>> start TASK DATA

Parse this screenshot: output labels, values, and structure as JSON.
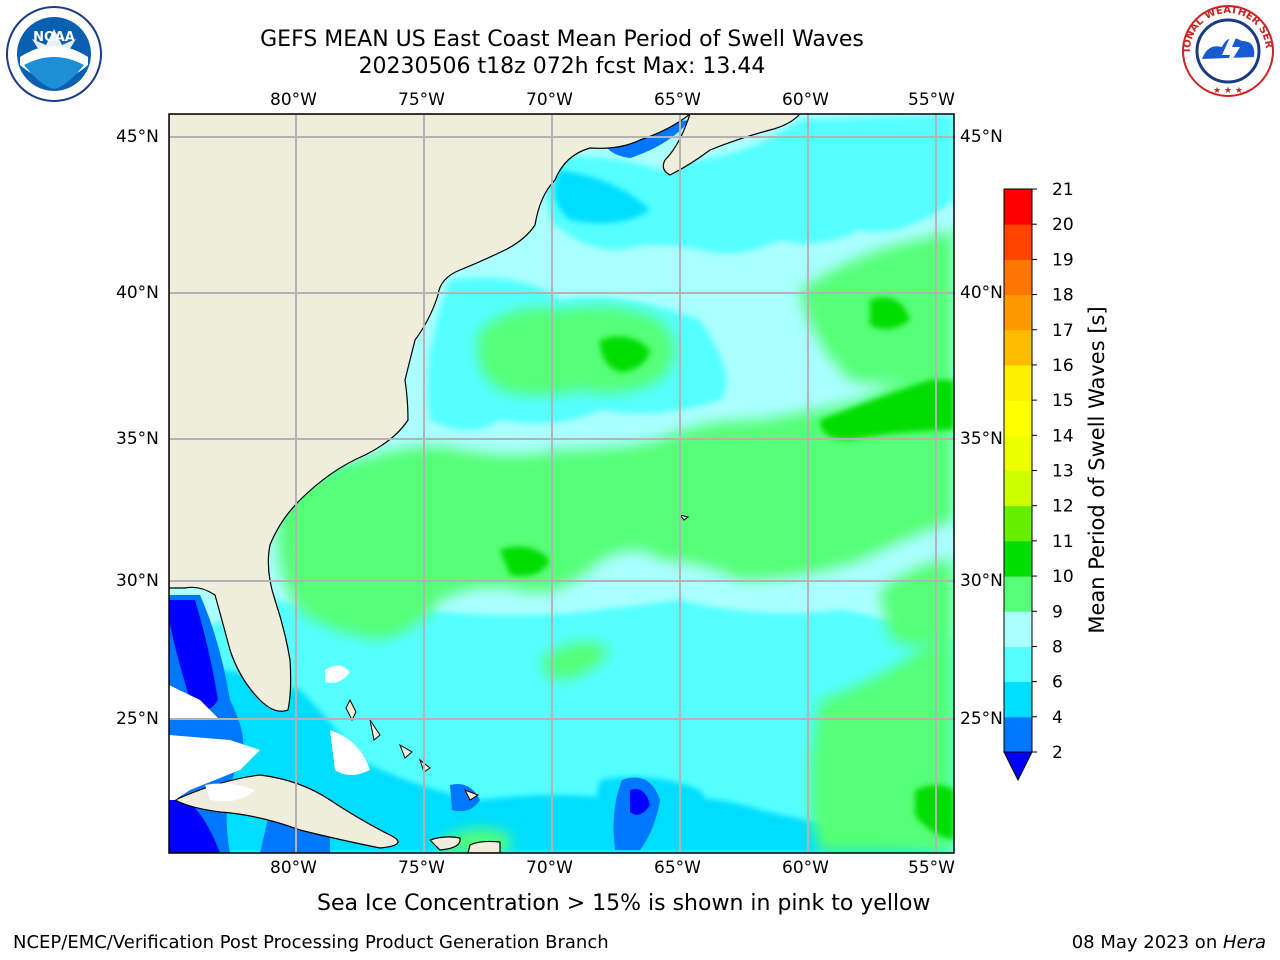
{
  "title": {
    "line1": "GEFS MEAN US East Coast Mean Period of Swell Waves",
    "line2": "20230506 t18z 072h fcst   Max: 13.44"
  },
  "map": {
    "region": "US East Coast / western North Atlantic",
    "lon_range": [
      -85,
      -54.5
    ],
    "lat_range": [
      20.5,
      45.8
    ],
    "lon_ticks": [
      "80°W",
      "75°W",
      "70°W",
      "65°W",
      "60°W",
      "55°W"
    ],
    "lat_ticks": [
      "45°N",
      "40°N",
      "35°N",
      "30°N",
      "25°N"
    ],
    "grid": true,
    "land_color": "#efeddc",
    "coastline_color": "#000000",
    "field": "mean swell wave period"
  },
  "colorbar": {
    "label": "Mean Period of Swell Waves [s]",
    "ticks": [
      "2",
      "4",
      "6",
      "8",
      "9",
      "10",
      "11",
      "12",
      "13",
      "14",
      "15",
      "16",
      "17",
      "18",
      "19",
      "20",
      "21"
    ],
    "colors": [
      "#0077ff",
      "#00ddff",
      "#55ffff",
      "#aaffff",
      "#55ff77",
      "#00dd00",
      "#66ee00",
      "#ccff00",
      "#eeff00",
      "#ffff00",
      "#ffee00",
      "#ffbb00",
      "#ff9900",
      "#ff7700",
      "#ff4400",
      "#ff0000"
    ],
    "extend_low_color": "#0000ff"
  },
  "caption": "Sea Ice Concentration > 15% is shown in pink to yellow",
  "footer": {
    "left": "NCEP/EMC/Verification Post Processing Product Generation Branch",
    "date": "08 May 2023 on ",
    "machine": "Hera"
  },
  "logos": {
    "left": "noaa-logo",
    "right": "national-weather-service-logo",
    "left_text": "NOAA",
    "right_text": "NATIONAL WEATHER SERVICE"
  }
}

>> end TASK DATA

#### [GIVEN REQUEST]
Tally up how many lines in the preceding listing contain the word "Waves". Give nothing but the number.

#### [TASK RESPONSE]
2